_AIM OF THE EXERCISE_
Repeat the full listing, word for word.

[Saved entries]
---+---
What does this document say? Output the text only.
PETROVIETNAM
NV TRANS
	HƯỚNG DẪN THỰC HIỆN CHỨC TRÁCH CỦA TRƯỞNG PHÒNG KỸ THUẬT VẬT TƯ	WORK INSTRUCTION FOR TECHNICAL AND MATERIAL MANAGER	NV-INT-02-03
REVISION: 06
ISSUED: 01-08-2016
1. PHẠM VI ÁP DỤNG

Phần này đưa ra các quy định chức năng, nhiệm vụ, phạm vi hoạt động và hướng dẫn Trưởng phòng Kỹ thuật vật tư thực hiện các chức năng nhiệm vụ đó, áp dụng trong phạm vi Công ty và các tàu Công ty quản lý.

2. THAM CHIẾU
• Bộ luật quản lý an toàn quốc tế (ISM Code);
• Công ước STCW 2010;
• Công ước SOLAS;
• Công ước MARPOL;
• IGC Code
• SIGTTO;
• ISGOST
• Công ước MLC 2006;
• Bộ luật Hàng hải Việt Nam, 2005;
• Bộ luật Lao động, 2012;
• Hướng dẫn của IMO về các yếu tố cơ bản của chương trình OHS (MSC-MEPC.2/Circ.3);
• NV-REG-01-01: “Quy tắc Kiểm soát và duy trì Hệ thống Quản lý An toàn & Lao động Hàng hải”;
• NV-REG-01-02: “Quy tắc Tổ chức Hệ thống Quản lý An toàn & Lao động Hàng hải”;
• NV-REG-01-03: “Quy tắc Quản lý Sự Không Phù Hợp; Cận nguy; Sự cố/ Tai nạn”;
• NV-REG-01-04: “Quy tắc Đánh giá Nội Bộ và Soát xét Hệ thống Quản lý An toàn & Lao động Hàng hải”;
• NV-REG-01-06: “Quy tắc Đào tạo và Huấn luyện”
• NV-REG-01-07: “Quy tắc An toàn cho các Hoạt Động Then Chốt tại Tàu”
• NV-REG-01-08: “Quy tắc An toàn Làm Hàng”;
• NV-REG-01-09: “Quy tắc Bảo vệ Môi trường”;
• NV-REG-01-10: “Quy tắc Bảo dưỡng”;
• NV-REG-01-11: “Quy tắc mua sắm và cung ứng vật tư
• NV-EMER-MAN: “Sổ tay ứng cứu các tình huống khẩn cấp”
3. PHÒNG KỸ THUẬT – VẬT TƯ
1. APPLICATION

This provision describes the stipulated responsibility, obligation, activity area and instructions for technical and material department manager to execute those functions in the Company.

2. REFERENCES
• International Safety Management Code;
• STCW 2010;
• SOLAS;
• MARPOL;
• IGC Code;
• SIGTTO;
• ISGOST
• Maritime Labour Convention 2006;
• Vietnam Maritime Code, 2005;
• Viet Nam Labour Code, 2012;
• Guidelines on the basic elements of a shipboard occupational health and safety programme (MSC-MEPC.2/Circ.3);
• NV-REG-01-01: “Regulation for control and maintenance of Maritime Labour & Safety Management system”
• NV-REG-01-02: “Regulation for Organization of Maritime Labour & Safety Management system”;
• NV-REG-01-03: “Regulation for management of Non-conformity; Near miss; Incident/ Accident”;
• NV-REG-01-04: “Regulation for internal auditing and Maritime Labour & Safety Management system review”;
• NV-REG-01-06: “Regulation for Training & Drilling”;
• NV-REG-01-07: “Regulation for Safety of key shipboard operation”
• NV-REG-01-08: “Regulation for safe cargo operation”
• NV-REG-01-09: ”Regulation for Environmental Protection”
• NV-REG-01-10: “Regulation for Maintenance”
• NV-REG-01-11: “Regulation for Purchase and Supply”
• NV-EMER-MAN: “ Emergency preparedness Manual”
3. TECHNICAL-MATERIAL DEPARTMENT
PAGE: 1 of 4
---+---
_OUTPUT FOR THIS EXERCISE_
What does this document say? Output the text only.
PETROVIETNAM
NV TRANS
	HƯỚNG DẪN THỰC HIỆN CHỨC TRÁCH CỦA TRƯỞNG PHÒNG KỸ THUẬT VẬT TƯ	WORK INSTRUCTION FOR TECHNICAL AND MATERIAL MANAGER	NV-INT-02-03
REVISION: 06
ISSUED: 01-08-2016
1. PHẠM VI ÁP DỤNG

Phần này đưa ra các quy định chức năng, nhiệm vụ, phạm vi hoạt động và hướng dẫn Trưởng phòng Kỹ thuật vật tư thực hiện các chức năng nhiệm vụ đó, áp dụng trong phạm vi Công ty và các tàu Công ty quản lý.

2. THAM CHIẾU
• Bộ luật quản lý an toàn quốc tế (ISM Code);
• Công ước STCW 2010;
• Công ước SOLAS;
• Công ước MARPOL;
• IGC Code
• SIGTTO;
• ISGOST
• Công ước MLC 2006;
• Bộ luật Hàng hải Việt Nam, 2005;
• Bộ luật Lao động, 2012;
• Hướng dẫn của IMO về các yếu tố cơ bản của chương trình OHS (MSC-MEPC.2/Circ.3);
• NV-REG-01-01: “Quy tắc Kiểm soát và duy trì Hệ thống Quản lý An toàn & Lao động Hàng hải”;
• NV-REG-01-02: “Quy tắc Tổ chức Hệ thống Quản lý An toàn & Lao động Hàng hải”;
• NV-REG-01-03: “Quy tắc Quản lý Sự Không Phù Hợp; Cận nguy; Sự cố/ Tai nạn”;
• NV-REG-01-04: “Quy tắc Đánh giá Nội Bộ và Soát xét Hệ thống Quản lý An toàn & Lao động Hàng hải”;
• NV-REG-01-06: “Quy tắc Đào tạo và Huấn luyện”
• NV-REG-01-07: “Quy tắc An toàn cho các Hoạt Động Then Chốt tại Tàu”
• NV-REG-01-08: “Quy tắc An toàn Làm Hàng”;
• NV-REG-01-09: “Quy tắc Bảo vệ Môi trường”;
• NV-REG-01-10: “Quy tắc Bảo dưỡng”;
• NV-REG-01-11: “Quy tắc mua sắm và cung ứng vật tư
• NV-EMER-MAN: “Sổ tay ứng cứu các tình huống khẩn cấp”
3. PHÒNG KỸ THUẬT – VẬT TƯ
1. APPLICATION

This provision describes the stipulated responsibility, obligation, activity area and instructions for technical and material department manager to execute those functions in the Company.

2. REFERENCES
• International Safety Management Code;
• STCW 2010;
• SOLAS;
• MARPOL;
• IGC Code;
• SIGTTO;
• ISGOST
• Maritime Labour Convention 2006;
• Vietnam Maritime Code, 2005;
• Viet Nam Labour Code, 2012;
• Guidelines on the basic elements of a shipboard occupational health and safety programme (MSC-MEPC.2/Circ.3);
• NV-REG-01-01: “Regulation for control and maintenance of Maritime Labour & Safety Management system”
• NV-REG-01-02: “Regulation for Organization of Maritime Labour & Safety Management system”;
• NV-REG-01-03: “Regulation for management of Non-conformity; Near miss; Incident/ Accident”;
• NV-REG-01-04: “Regulation for internal auditing and Maritime Labour & Safety Management system review”;
• NV-REG-01-06: “Regulation for Training & Drilling”;
• NV-REG-01-07: “Regulation for Safety of key shipboard operation”
• NV-REG-01-08: “Regulation for safe cargo operation”
• NV-REG-01-09: ”Regulation for Environmental Protection”
• NV-REG-01-10: “Regulation for Maintenance”
• NV-REG-01-11: “Regulation for Purchase and Supply”
• NV-EMER-MAN: “ Emergency preparedness Manual”
3. TECHNICAL-MATERIAL DEPARTMENT
PAGE: 1 of 4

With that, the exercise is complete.